REQUIREMENTS:
Reproduce verbatim the passage of the post on FCC preemption and municipal Wi-Fi from "Commissioner Pai never" to "the Internet cloud.".

DOCUMENT EXCERPT:
Thursday, February 26, 2015

Federalism Versus Balkanization and Muni Wi-Fi

         While most attention today focused on the FCC’s Open Internet, I was intrigued with the discussion—make that righteous indignation—presented by Commission’s Pai on the FCC’s partial preemption of state laws restricting territorial build outs by municipal Wi-Fi networks.  Commissioner Pai gave an extensive review of Constitutional law with emphasis on state sovereignty.

          Commissioner Pai never addressed the considerable body of case precedent favoring FCC preemption of state regulation, including the attempt by state public utility commissions to regulate—if not prohibit-Voice over the Internet Protocol (“VoIP”).  See Minn. PSC v. FCC, 394 F.3d 568 (8th Cir. 2004).  States’ rights notwithstanding, many courts share the FCC’s view that much in telecommunications and now the Internet involve interstate commerce. 99.9999999+ percent of the time, Internet traffic crosses a state border.  Over the years, such a crossing “contaminated” any pure intrastate link which arguably includes the wireless few feet linking a tablet and the Internet cloud.

DATASET RECORDS:

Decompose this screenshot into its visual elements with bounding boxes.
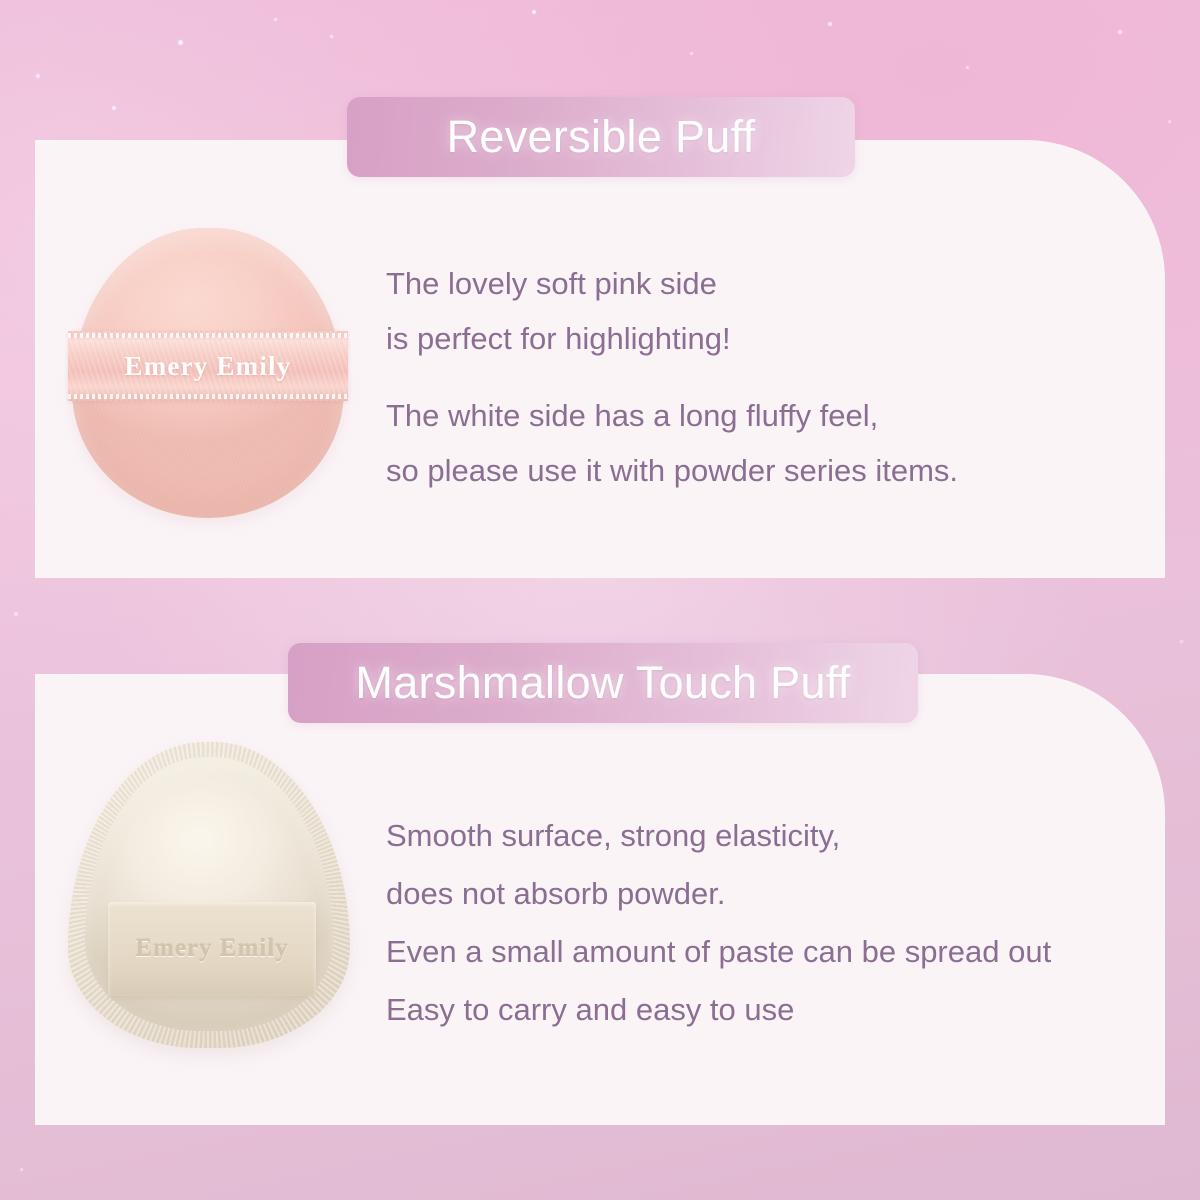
copy-spacer <box>386 378 958 400</box>
banner-title: Reversible Puff <box>447 111 756 163</box>
copy-line: Smooth surface, strong elasticity, <box>386 820 1051 851</box>
description-reversible-puff: The lovely soft pink side is perfect for… <box>386 268 958 510</box>
copy-line: does not absorb powder. <box>386 878 1051 909</box>
copy-line: is perfect for highlighting! <box>386 323 958 354</box>
copy-line: The white side has a long fluffy feel, <box>386 400 958 431</box>
product-infographic: Emery Emily Reversible Puff The lovely s… <box>0 0 1200 1200</box>
brand-label: Emery Emily <box>108 902 316 996</box>
description-marshmallow-touch-puff: Smooth surface, strong elasticity, does … <box>386 820 1051 1052</box>
puff-finger-strap: Emery Emily <box>108 902 316 996</box>
cream-marshmallow-puff-image: Emery Emily <box>68 742 350 1048</box>
copy-line: Easy to carry and easy to use <box>386 994 1051 1025</box>
banner-title: Marshmallow Touch Puff <box>355 657 850 709</box>
brand-label: Emery Emily <box>68 331 348 401</box>
copy-line: so please use it with powder series item… <box>386 455 958 486</box>
copy-line: The lovely soft pink side <box>386 268 958 299</box>
section-banner-marshmallow-touch-puff: Marshmallow Touch Puff <box>288 643 918 723</box>
copy-line: Even a small amount of paste can be spre… <box>386 936 1051 967</box>
pink-powder-puff-image: Emery Emily <box>72 228 344 518</box>
section-banner-reversible-puff: Reversible Puff <box>347 97 855 177</box>
puff-ribbon: Emery Emily <box>68 331 348 401</box>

THE REPLY:
Commissioner Pai never addressed the considerable body of case precedent favoring FCC preemption of state regulation, including the attempt by state public utility commissions to regulate—if not prohibit-Voice over the Internet Protocol (“VoIP”).  See Minn. PSC v. FCC, 394 F.3d 568 (8th Cir. 2004).  States’ rights notwithstanding, many courts share the FCC’s view that much in telecommunications and now the Internet involve interstate commerce. 99.9999999+ percent of the time, Internet traffic crosses a state border.  Over the years, such a crossing “contaminated” any pure intrastate link which arguably includes the wireless few feet linking a tablet and the Internet cloud.